WHAT TO DO:
Copy out every line containing the word "Senate".

Records from a collection:
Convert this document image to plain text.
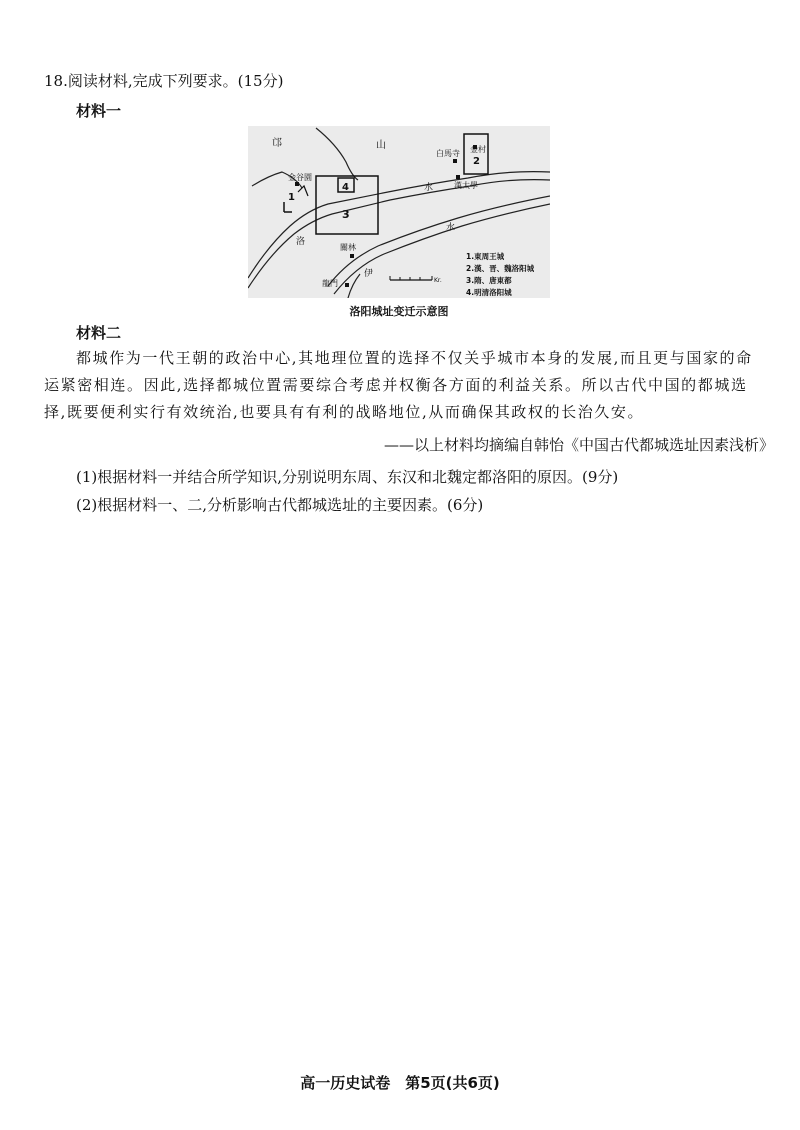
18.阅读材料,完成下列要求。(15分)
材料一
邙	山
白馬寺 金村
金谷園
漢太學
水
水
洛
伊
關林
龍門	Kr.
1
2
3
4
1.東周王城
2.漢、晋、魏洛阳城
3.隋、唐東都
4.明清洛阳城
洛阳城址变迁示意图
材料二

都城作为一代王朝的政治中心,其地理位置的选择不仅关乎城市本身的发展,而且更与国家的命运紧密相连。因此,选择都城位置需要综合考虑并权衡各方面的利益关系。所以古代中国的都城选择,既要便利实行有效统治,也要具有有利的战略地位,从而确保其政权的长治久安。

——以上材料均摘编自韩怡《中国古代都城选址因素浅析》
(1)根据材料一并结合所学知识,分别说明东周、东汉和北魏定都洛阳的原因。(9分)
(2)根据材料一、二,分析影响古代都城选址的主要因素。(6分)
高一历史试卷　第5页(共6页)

==

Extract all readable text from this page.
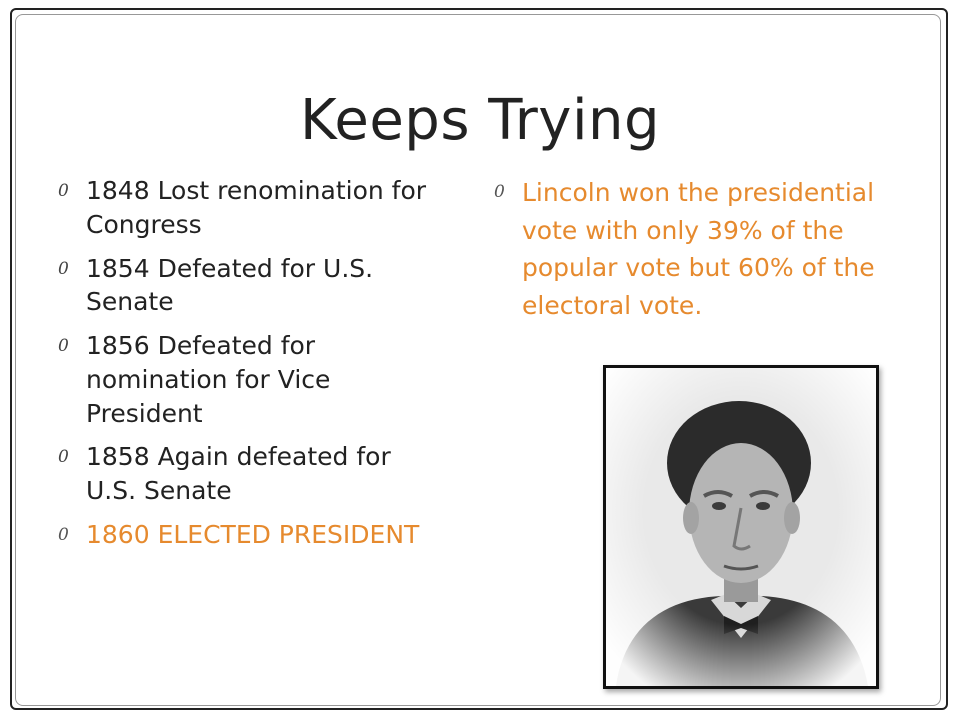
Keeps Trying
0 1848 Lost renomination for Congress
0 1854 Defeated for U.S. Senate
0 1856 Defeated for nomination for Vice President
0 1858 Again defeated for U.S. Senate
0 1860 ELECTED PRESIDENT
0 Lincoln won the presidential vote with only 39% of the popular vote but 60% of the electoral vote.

...

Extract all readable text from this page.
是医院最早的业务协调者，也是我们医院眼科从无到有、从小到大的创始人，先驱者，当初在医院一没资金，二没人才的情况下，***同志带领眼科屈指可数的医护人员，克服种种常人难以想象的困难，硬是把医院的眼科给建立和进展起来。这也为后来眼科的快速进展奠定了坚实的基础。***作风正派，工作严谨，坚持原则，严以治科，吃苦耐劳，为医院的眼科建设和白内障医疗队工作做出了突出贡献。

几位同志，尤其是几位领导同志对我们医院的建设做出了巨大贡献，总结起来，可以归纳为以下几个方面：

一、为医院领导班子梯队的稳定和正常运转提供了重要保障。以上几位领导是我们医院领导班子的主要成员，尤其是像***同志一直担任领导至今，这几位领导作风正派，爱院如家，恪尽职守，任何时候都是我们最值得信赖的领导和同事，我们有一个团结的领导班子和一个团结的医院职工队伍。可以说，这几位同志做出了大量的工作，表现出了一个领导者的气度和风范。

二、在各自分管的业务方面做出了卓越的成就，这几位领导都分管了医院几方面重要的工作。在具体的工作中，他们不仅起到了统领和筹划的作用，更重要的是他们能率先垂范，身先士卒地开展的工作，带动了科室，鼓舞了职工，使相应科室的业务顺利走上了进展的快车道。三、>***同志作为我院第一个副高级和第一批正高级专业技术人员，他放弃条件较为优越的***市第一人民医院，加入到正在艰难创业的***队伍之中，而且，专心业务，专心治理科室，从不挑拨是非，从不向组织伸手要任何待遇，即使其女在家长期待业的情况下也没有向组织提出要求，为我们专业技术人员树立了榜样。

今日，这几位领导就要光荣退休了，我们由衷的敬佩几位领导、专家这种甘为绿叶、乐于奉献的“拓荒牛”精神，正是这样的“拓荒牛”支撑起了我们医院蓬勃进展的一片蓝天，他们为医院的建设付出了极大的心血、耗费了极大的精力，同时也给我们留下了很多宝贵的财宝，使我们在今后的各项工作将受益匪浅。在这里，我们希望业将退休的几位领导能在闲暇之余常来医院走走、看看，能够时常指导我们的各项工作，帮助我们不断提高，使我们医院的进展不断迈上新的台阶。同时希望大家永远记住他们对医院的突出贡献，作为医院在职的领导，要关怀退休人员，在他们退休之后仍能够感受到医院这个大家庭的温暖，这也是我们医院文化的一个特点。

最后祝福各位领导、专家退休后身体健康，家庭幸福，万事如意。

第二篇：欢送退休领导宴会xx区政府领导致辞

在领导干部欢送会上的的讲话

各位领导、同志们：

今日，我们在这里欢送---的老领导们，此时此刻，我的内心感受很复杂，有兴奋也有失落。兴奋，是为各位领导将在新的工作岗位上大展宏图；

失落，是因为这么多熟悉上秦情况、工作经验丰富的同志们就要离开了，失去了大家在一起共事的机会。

EXERCISE RESPONSE:
0 1854 Defeated for U.S. Senate
0 1858 Again defeated for U.S. Senate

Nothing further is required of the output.